WHAT IS ASKED: Give the data again exactly as written, skipping any pictures.

RECORDS FOR THIS EXERCISE:

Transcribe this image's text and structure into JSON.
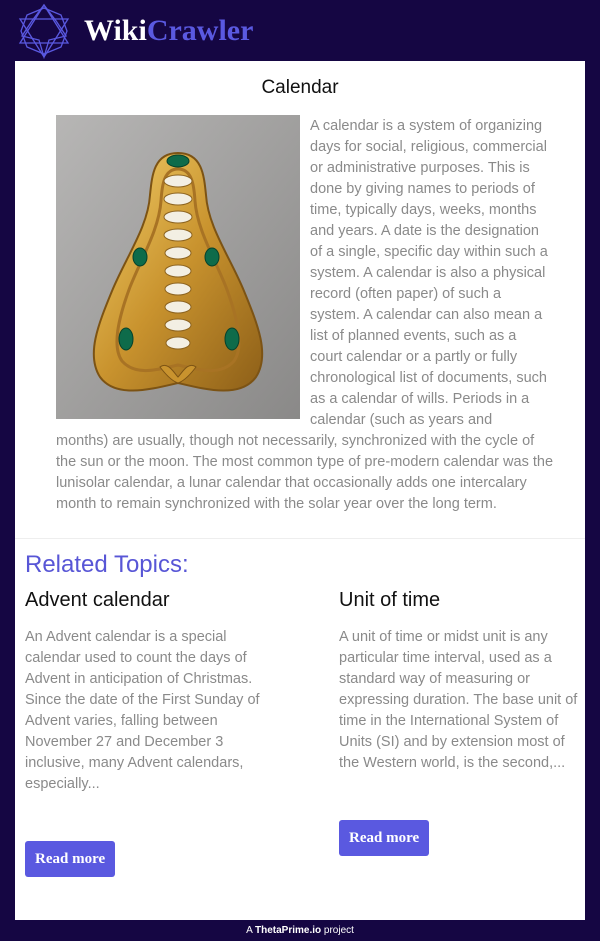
{
  "header": {
    "brand_part1": "Wiki",
    "brand_part2": "Crawler",
    "logo_icon": "star-outline-icon"
  },
  "article": {
    "title": "Calendar",
    "image_alt": "Ornate gilded calendar",
    "text_lines_top": [
      "A calendar is a system of organizing",
      "days for social, religious, commercial",
      "or administrative purposes. This is",
      "done by giving names to periods of",
      "time, typically days, weeks, months",
      "and years. A date is the designation",
      "of a single, specific day within such a",
      "system. A calendar is also a physical",
      "record (often paper) of such a",
      "system. A calendar can also mean a",
      "list of planned events, such as a",
      "court calendar or a partly or fully",
      "chronological list of documents, such",
      "as a calendar of wills. Periods in a",
      "calendar (such as years and"
    ],
    "text_lines_bottom": [
      "months) are usually, though not necessarily, synchronized with the cycle of",
      "the sun or the moon. The most common type of pre-modern calendar was the",
      "lunisolar calendar, a lunar calendar that occasionally adds one intercalary",
      "month to remain synchronized with the solar year over the long term."
    ]
  },
  "related": {
    "heading": "Related Topics:",
    "items": [
      {
        "title": "Advent calendar",
        "lines": [
          "An Advent calendar is a special",
          "calendar used to count the days of",
          "Advent in anticipation of Christmas.",
          "Since the date of the First Sunday of",
          "Advent varies, falling between",
          "November 27 and December 3",
          "inclusive, many Advent calendars,",
          "especially..."
        ],
        "button": "Read more"
      },
      {
        "title": "Unit of time",
        "lines": [
          "A unit of time or midst unit is any",
          "particular time interval, used as a",
          "standard way of measuring or",
          "expressing duration. The base unit of",
          "time in the International System of",
          "Units (SI) and by extension most of",
          "the Western world, is the second,..."
        ],
        "button": "Read more"
      }
    ]
  },
  "footer": {
    "prefix": "A ",
    "brand": "ThetaPrime.io",
    "suffix": " project"
  },
  "colors": {
    "background": "#150643",
    "accent": "#5a59e0",
    "text_muted": "#8a8a8a"
  }
}
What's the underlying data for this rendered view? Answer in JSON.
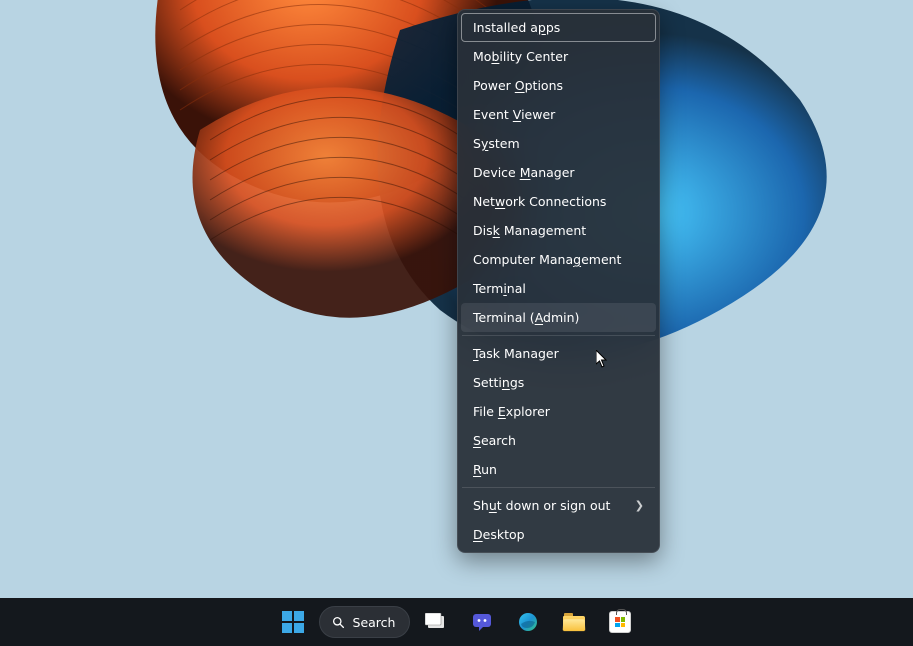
{
  "context_menu": {
    "items": [
      {
        "pre": "Installed a",
        "u": "p",
        "post": "ps"
      },
      {
        "pre": "Mo",
        "u": "b",
        "post": "ility Center"
      },
      {
        "pre": "Power ",
        "u": "O",
        "post": "ptions"
      },
      {
        "pre": "Event ",
        "u": "V",
        "post": "iewer"
      },
      {
        "pre": "S",
        "u": "y",
        "post": "stem"
      },
      {
        "pre": "Device ",
        "u": "M",
        "post": "anager"
      },
      {
        "pre": "Net",
        "u": "w",
        "post": "ork Connections"
      },
      {
        "pre": "Dis",
        "u": "k",
        "post": " Management"
      },
      {
        "pre": "Computer Mana",
        "u": "g",
        "post": "ement"
      },
      {
        "pre": "Term",
        "u": "i",
        "post": "nal"
      },
      {
        "pre": "Terminal (",
        "u": "A",
        "post": "dmin)"
      }
    ],
    "items2": [
      {
        "pre": "",
        "u": "T",
        "post": "ask Manager"
      },
      {
        "pre": "Setti",
        "u": "n",
        "post": "gs"
      },
      {
        "pre": "File ",
        "u": "E",
        "post": "xplorer"
      },
      {
        "pre": "",
        "u": "S",
        "post": "earch"
      },
      {
        "pre": "",
        "u": "R",
        "post": "un"
      }
    ],
    "items3": [
      {
        "pre": "Sh",
        "u": "u",
        "post": "t down or sign out",
        "submenu": true
      },
      {
        "pre": "",
        "u": "D",
        "post": "esktop"
      }
    ],
    "focused_index": 0,
    "hover_index": 10
  },
  "taskbar": {
    "search_label": "Search"
  }
}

THE REPLY:
Transcribe this image's text and structure into JSON.
{
  "header": {
    "brand_part1": "Wiki",
    "brand_part2": "Crawler",
    "logo_icon": "star-outline-icon"
  },
  "article": {
    "title": "Calendar",
    "image_alt": "Ornate gilded calendar",
    "text_lines_top": [
      "A calendar is a system of organizing",
      "days for social, religious, commercial",
      "or administrative purposes. This is",
      "done by giving names to periods of",
      "time, typically days, weeks, months",
      "and years. A date is the designation",
      "of a single, specific day within such a",
      "system. A calendar is also a physical",
      "record (often paper) of such a",
      "system. A calendar can also mean a",
      "list of planned events, such as a",
      "court calendar or a partly or fully",
      "chronological list of documents, such",
      "as a calendar of wills. Periods in a",
      "calendar (such as years and"
    ],
    "text_lines_bottom": [
      "months) are usually, though not necessarily, synchronized with the cycle of",
      "the sun or the moon. The most common type of pre-modern calendar was the",
      "lunisolar calendar, a lunar calendar that occasionally adds one intercalary",
      "month to remain synchronized with the solar year over the long term."
    ]
  },
  "related": {
    "heading": "Related Topics:",
    "items": [
      {
        "title": "Advent calendar",
        "lines": [
          "An Advent calendar is a special",
          "calendar used to count the days of",
          "Advent in anticipation of Christmas.",
          "Since the date of the First Sunday of",
          "Advent varies, falling between",
          "November 27 and December 3",
          "inclusive, many Advent calendars,",
          "especially..."
        ],
        "button": "Read more"
      },
      {
        "title": "Unit of time",
        "lines": [
          "A unit of time or midst unit is any",
          "particular time interval, used as a",
          "standard way of measuring or",
          "expressing duration. The base unit of",
          "time in the International System of",
          "Units (SI) and by extension most of",
          "the Western world, is the second,..."
        ],
        "button": "Read more"
      }
    ]
  },
  "footer": {
    "prefix": "A ",
    "brand": "ThetaPrime.io",
    "suffix": " project"
  },
  "colors": {
    "background": "#150643",
    "accent": "#5a59e0",
    "text_muted": "#8a8a8a"
  }
}
What's the underlying data for this rendered view? Answer in JSON.
{
  "context_menu": {
    "items": [
      {
        "pre": "Installed a",
        "u": "p",
        "post": "ps"
      },
      {
        "pre": "Mo",
        "u": "b",
        "post": "ility Center"
      },
      {
        "pre": "Power ",
        "u": "O",
        "post": "ptions"
      },
      {
        "pre": "Event ",
        "u": "V",
        "post": "iewer"
      },
      {
        "pre": "S",
        "u": "y",
        "post": "stem"
      },
      {
        "pre": "Device ",
        "u": "M",
        "post": "anager"
      },
      {
        "pre": "Net",
        "u": "w",
        "post": "ork Connections"
      },
      {
        "pre": "Dis",
        "u": "k",
        "post": " Management"
      },
      {
        "pre": "Computer Mana",
        "u": "g",
        "post": "ement"
      },
      {
        "pre": "Term",
        "u": "i",
        "post": "nal"
      },
      {
        "pre": "Terminal (",
        "u": "A",
        "post": "dmin)"
      }
    ],
    "items2": [
      {
        "pre": "",
        "u": "T",
        "post": "ask Manager"
      },
      {
        "pre": "Setti",
        "u": "n",
        "post": "gs"
      },
      {
        "pre": "File ",
        "u": "E",
        "post": "xplorer"
      },
      {
        "pre": "",
        "u": "S",
        "post": "earch"
      },
      {
        "pre": "",
        "u": "R",
        "post": "un"
      }
    ],
    "items3": [
      {
        "pre": "Sh",
        "u": "u",
        "post": "t down or sign out",
        "submenu": true
      },
      {
        "pre": "",
        "u": "D",
        "post": "esktop"
      }
    ],
    "focused_index": 0,
    "hover_index": 10
  },
  "taskbar": {
    "search_label": "Search"
  }
}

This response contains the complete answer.